# START OF Available data
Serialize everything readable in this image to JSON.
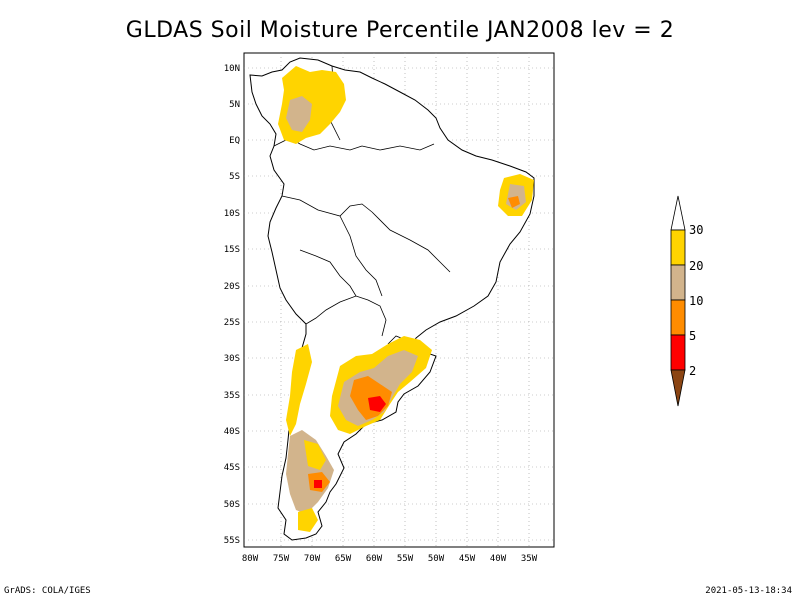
{
  "title": "GLDAS Soil Moisture Percentile JAN2008 lev = 2",
  "footer": {
    "left": "GrADS: COLA/IGES",
    "right": "2021-05-13-18:34"
  },
  "map": {
    "lon_labels": [
      "80W",
      "75W",
      "70W",
      "65W",
      "60W",
      "55W",
      "50W",
      "45W",
      "40W",
      "35W"
    ],
    "lat_labels": [
      "10N",
      "5N",
      "EQ",
      "5S",
      "10S",
      "15S",
      "20S",
      "25S",
      "30S",
      "35S",
      "40S",
      "45S",
      "50S",
      "55S"
    ],
    "grid": true
  },
  "legend": {
    "ticks": [
      "30",
      "20",
      "10",
      "5",
      "2"
    ],
    "bins": [
      {
        "range": ">30",
        "color": "#ffffff"
      },
      {
        "range": "20-30",
        "color": "#ffd400"
      },
      {
        "range": "10-20",
        "color": "#d2b48c"
      },
      {
        "range": "5-10",
        "color": "#ff8c00"
      },
      {
        "range": "2-5",
        "color": "#ff0000"
      },
      {
        "range": "<2",
        "color": "#8b4513"
      }
    ]
  }
}
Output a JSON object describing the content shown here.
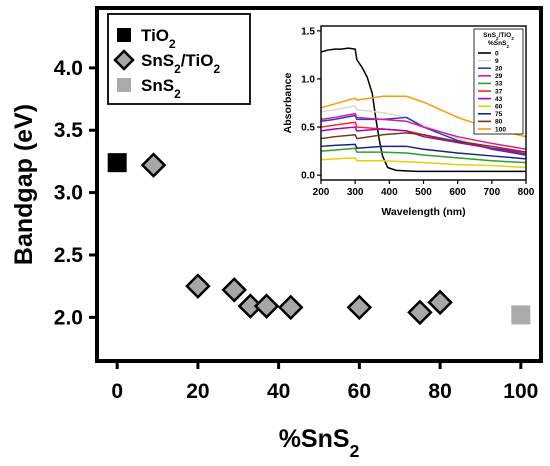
# END OF Available data
[Your task]
Find every line with the word "color" and state how many there are, with no other words.

[Finished exercise]
6